Goal:
Search the data below for the string "with". Extract every line that contains it.

>>>

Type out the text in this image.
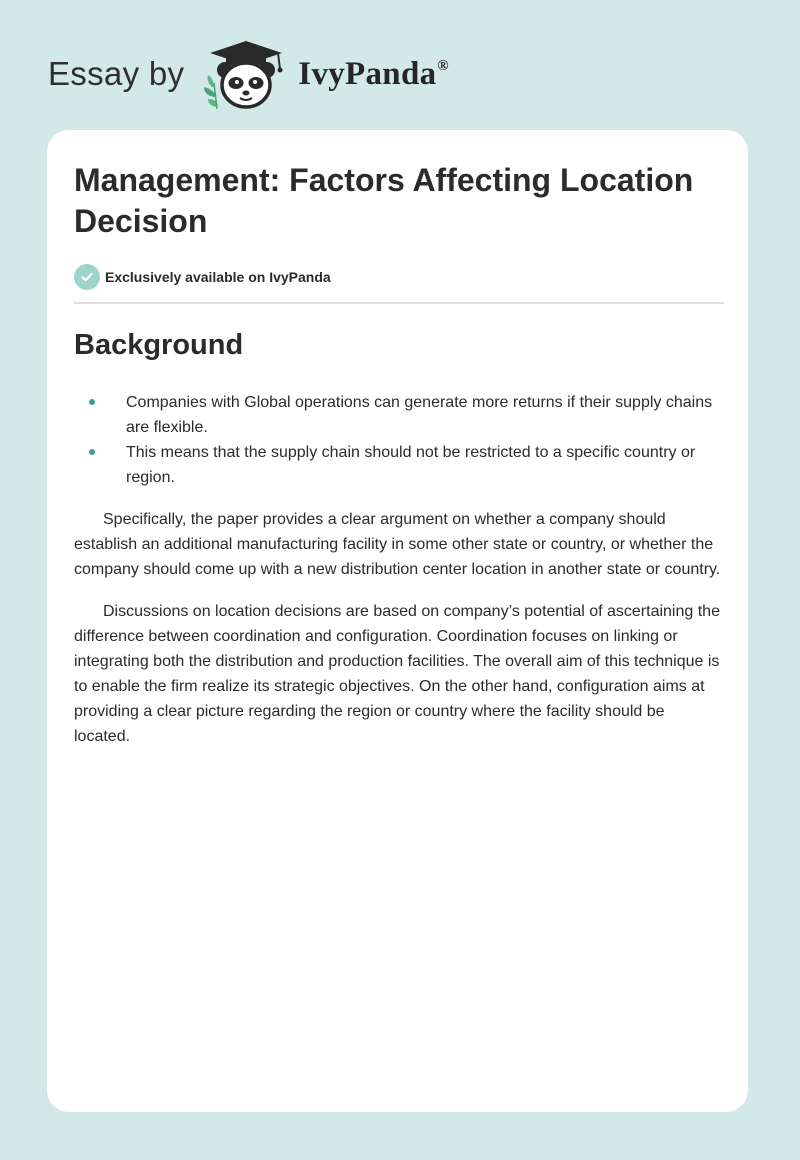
Essay by	IvyPanda®
Management: Factors Affecting Location Decision
Exclusively available on IvyPanda
Background
Companies with Global operations can generate more returns if their supply chains are flexible.
This means that the supply chain should not be restricted to a specific country or region.

Specifically, the paper provides a clear argument on whether a company should establish an additional manufacturing facility in some other state or country, or whether the company should come up with a new distribution center location in another state or country.

Discussions on location decisions are based on company’s potential of ascertaining the difference between coordination and configuration. Coordination focuses on linking or integrating both the distribution and production facilities. The overall aim of this technique is to enable the firm realize its strategic objectives. On the other hand, configuration aims at providing a clear picture regarding the region or country where the facility should be located.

<<<

Expected answer:
Companies with Global operations can generate more returns if their supply chains are flexible.
Specifically, the paper provides a clear argument on whether a company should establish an additional manufacturing facility in some other state or country, or whether the company should come up with a new distribution center location in another state or country.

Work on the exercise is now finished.